• **What is required**
Write out the records below once more, exactly as they stand.

[Extracted records]
START

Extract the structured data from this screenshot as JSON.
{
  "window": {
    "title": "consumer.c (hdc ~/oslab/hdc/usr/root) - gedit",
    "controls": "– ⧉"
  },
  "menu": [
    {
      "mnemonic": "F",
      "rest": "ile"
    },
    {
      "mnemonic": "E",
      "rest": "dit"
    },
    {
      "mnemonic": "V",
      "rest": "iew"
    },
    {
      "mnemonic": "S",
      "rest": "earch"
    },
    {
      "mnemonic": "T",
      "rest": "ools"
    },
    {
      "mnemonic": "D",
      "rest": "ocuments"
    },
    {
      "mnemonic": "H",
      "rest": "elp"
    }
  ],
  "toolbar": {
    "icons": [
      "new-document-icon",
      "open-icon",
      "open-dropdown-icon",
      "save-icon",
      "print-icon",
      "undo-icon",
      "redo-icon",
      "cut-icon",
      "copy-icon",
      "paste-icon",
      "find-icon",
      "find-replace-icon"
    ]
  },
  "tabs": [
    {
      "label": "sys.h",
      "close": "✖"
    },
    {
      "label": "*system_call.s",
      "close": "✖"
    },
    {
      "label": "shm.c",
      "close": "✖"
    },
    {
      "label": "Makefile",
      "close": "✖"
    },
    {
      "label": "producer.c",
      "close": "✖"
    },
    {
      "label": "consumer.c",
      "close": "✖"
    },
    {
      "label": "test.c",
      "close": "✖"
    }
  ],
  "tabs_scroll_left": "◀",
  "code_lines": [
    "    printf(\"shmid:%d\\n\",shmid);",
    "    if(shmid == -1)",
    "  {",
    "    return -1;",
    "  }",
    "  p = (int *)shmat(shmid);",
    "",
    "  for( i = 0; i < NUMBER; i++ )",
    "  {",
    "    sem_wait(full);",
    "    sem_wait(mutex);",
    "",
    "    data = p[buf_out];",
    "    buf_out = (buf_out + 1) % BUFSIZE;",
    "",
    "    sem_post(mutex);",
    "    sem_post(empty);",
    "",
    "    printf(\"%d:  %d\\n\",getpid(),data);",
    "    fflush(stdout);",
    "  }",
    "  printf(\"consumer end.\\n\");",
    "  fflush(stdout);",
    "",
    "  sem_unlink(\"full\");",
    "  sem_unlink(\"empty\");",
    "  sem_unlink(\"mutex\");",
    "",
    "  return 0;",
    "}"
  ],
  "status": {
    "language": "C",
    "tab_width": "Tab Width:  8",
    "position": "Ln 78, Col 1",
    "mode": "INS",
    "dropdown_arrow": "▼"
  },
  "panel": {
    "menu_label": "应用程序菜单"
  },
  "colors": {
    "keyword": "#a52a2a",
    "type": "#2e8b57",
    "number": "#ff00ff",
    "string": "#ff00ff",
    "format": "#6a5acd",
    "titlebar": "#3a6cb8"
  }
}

END

• **Task solution**
Extract the structured data from this screenshot as JSON.
{
  "window": {
    "title": "consumer.c (hdc ~/oslab/hdc/usr/root) - gedit",
    "controls": "– ⧉"
  },
  "menu": [
    {
      "mnemonic": "F",
      "rest": "ile"
    },
    {
      "mnemonic": "E",
      "rest": "dit"
    },
    {
      "mnemonic": "V",
      "rest": "iew"
    },
    {
      "mnemonic": "S",
      "rest": "earch"
    },
    {
      "mnemonic": "T",
      "rest": "ools"
    },
    {
      "mnemonic": "D",
      "rest": "ocuments"
    },
    {
      "mnemonic": "H",
      "rest": "elp"
    }
  ],
  "toolbar": {
    "icons": [
      "new-document-icon",
      "open-icon",
      "open-dropdown-icon",
      "save-icon",
      "print-icon",
      "undo-icon",
      "redo-icon",
      "cut-icon",
      "copy-icon",
      "paste-icon",
      "find-icon",
      "find-replace-icon"
    ]
  },
  "tabs": [
    {
      "label": "sys.h",
      "close": "✖"
    },
    {
      "label": "*system_call.s",
      "close": "✖"
    },
    {
      "label": "shm.c",
      "close": "✖"
    },
    {
      "label": "Makefile",
      "close": "✖"
    },
    {
      "label": "producer.c",
      "close": "✖"
    },
    {
      "label": "consumer.c",
      "close": "✖"
    },
    {
      "label": "test.c",
      "close": "✖"
    }
  ],
  "tabs_scroll_left": "◀",
  "code_lines": [
    "    printf(\"shmid:%d\\n\",shmid);",
    "    if(shmid == -1)",
    "  {",
    "    return -1;",
    "  }",
    "  p = (int *)shmat(shmid);",
    "",
    "  for( i = 0; i < NUMBER; i++ )",
    "  {",
    "    sem_wait(full);",
    "    sem_wait(mutex);",
    "",
    "    data = p[buf_out];",
    "    buf_out = (buf_out + 1) % BUFSIZE;",
    "",
    "    sem_post(mutex);",
    "    sem_post(empty);",
    "",
    "    printf(\"%d:  %d\\n\",getpid(),data);",
    "    fflush(stdout);",
    "  }",
    "  printf(\"consumer end.\\n\");",
    "  fflush(stdout);",
    "",
    "  sem_unlink(\"full\");",
    "  sem_unlink(\"empty\");",
    "  sem_unlink(\"mutex\");",
    "",
    "  return 0;",
    "}"
  ],
  "status": {
    "language": "C",
    "tab_width": "Tab Width:  8",
    "position": "Ln 78, Col 1",
    "mode": "INS",
    "dropdown_arrow": "▼"
  },
  "panel": {
    "menu_label": "应用程序菜单"
  },
  "colors": {
    "keyword": "#a52a2a",
    "type": "#2e8b57",
    "number": "#ff00ff",
    "string": "#ff00ff",
    "format": "#6a5acd",
    "titlebar": "#3a6cb8"
  }
}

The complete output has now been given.